Repeat all of the material below exactly as written, images excluded.

• _Collected data_:
= = = = =

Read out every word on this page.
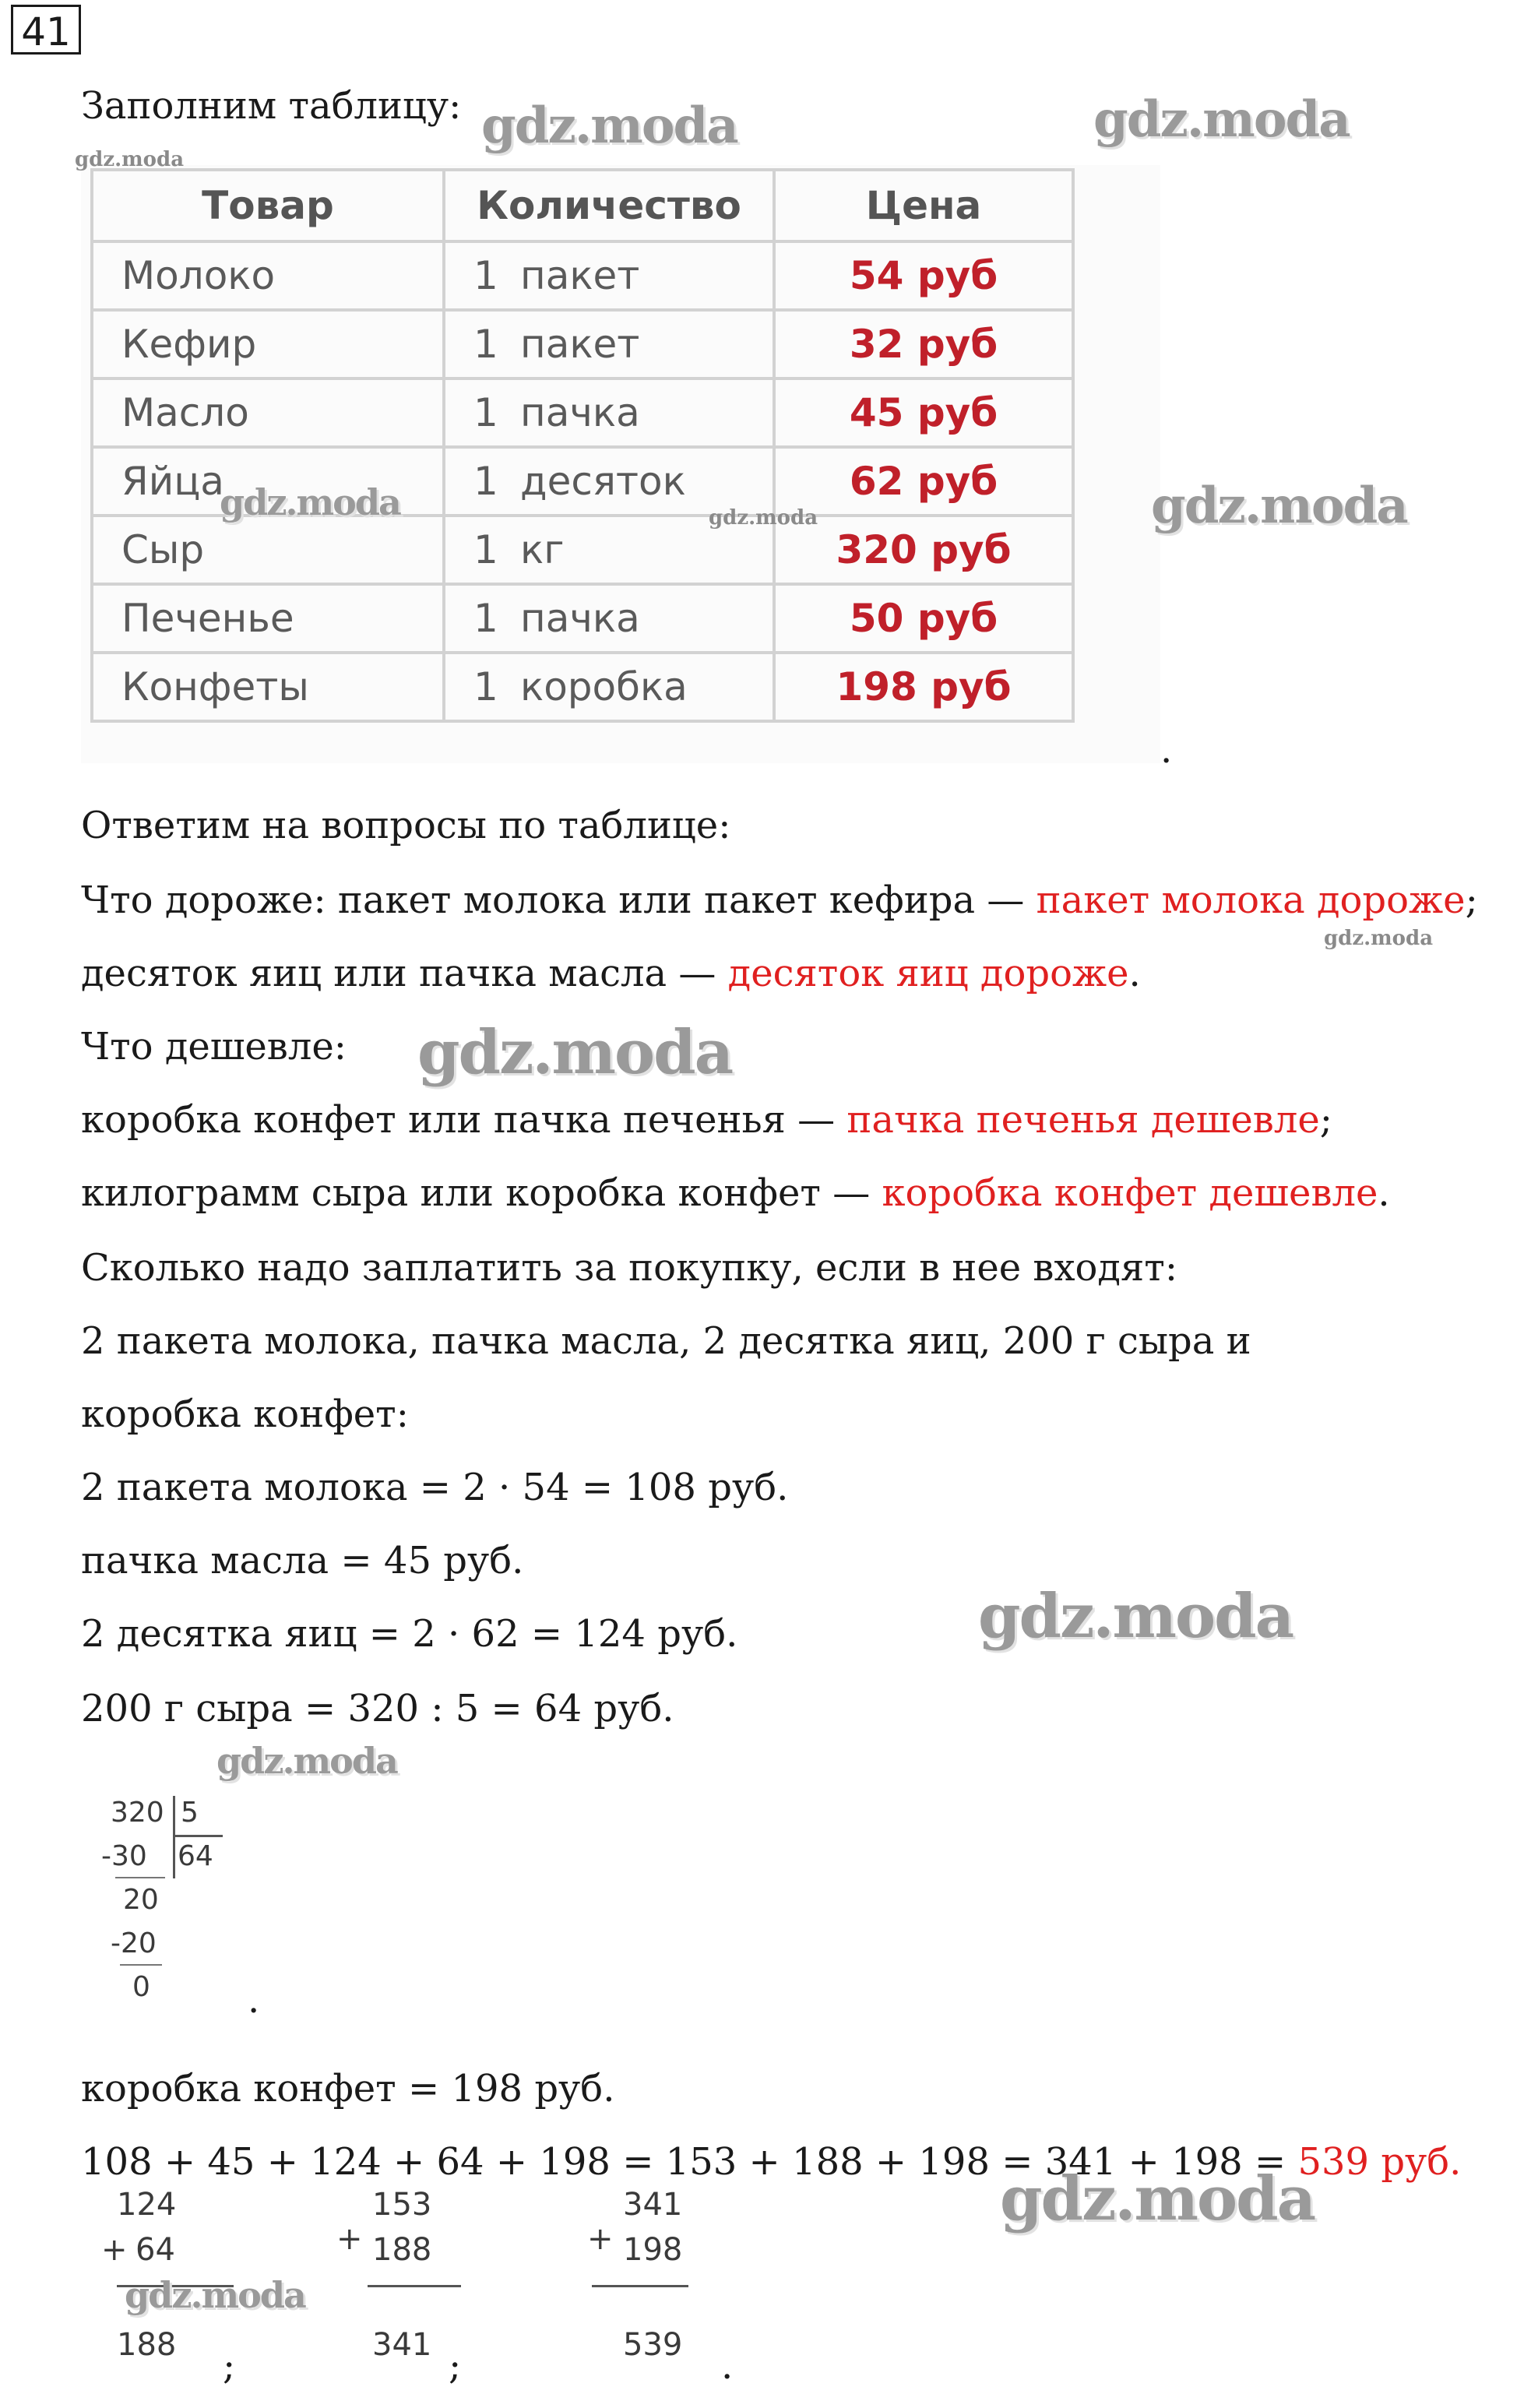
41
Заполним таблицу:
Товар	Количество	Цена
Молоко	1 пакет	54 руб
Кефир	1 пакет	32 руб
Масло	1 пачка	45 руб
Яйца	1 десяток	62 руб
Сыр	1 кг	320 руб
Печенье	1 пачка	50 руб
Конфеты	1 коробка	198 руб
.
Ответим на вопросы по таблице:
Что дороже: пакет молока или пакет кефира — пакет молока дороже;
десяток яиц или пачка масла — десяток яиц дороже.
Что дешевле:
коробка конфет или пачка печенья — пачка печенья дешевле;
килограмм сыра или коробка конфет — коробка конфет дешевле.
Сколько надо заплатить за покупку, если в нее входят:
2 пакета молока, пачка масла, 2 десятка яиц, 200 г сыра и
коробка конфет:
2 пакета молока = 2 · 54 = 108 руб.
пачка масла = 45 руб.
2 десятка яиц = 2 · 62 = 124 руб.
200 г сыра = 320 : 5 = 64 руб.
320 5
64
-30
20
-20
0	.
коробка конфет = 198 руб.
108 + 45 + 124 + 64 + 198 = 153 + 188 + 198 = 341 + 198 = 539 руб.
+
124
64
188 ;
+
153
188
341 ;
+
341
198
539 .
gdz.moda	gdz.moda
gdz.moda
gdz.moda	gdz.moda	gdz.moda
gdz.moda
gdz.moda
gdz.moda
gdz.moda
gdz.moda
gdz.moda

= = = = =

• _FINISHED ANSWER_:
Read out every word on this page.
41
Заполним таблицу:
Товар	Количество	Цена
Молоко	1 пакет	54 руб
Кефир	1 пакет	32 руб
Масло	1 пачка	45 руб
Яйца	1 десяток	62 руб
Сыр	1 кг	320 руб
Печенье	1 пачка	50 руб
Конфеты	1 коробка	198 руб
.
Ответим на вопросы по таблице:
Что дороже: пакет молока или пакет кефира — пакет молока дороже;
десяток яиц или пачка масла — десяток яиц дороже.
Что дешевле:
коробка конфет или пачка печенья — пачка печенья дешевле;
килограмм сыра или коробка конфет — коробка конфет дешевле.
Сколько надо заплатить за покупку, если в нее входят:
2 пакета молока, пачка масла, 2 десятка яиц, 200 г сыра и
коробка конфет:
2 пакета молока = 2 · 54 = 108 руб.
пачка масла = 45 руб.
2 десятка яиц = 2 · 62 = 124 руб.
200 г сыра = 320 : 5 = 64 руб.
320 5
64
-30
20
-20
0	.
коробка конфет = 198 руб.
108 + 45 + 124 + 64 + 198 = 153 + 188 + 198 = 341 + 198 = 539 руб.
+
124
64
188 ;
+
153
188
341 ;
+
341
198
539 .
gdz.moda	gdz.moda
gdz.moda
gdz.moda	gdz.moda	gdz.moda
gdz.moda
gdz.moda
gdz.moda
gdz.moda
gdz.moda
gdz.moda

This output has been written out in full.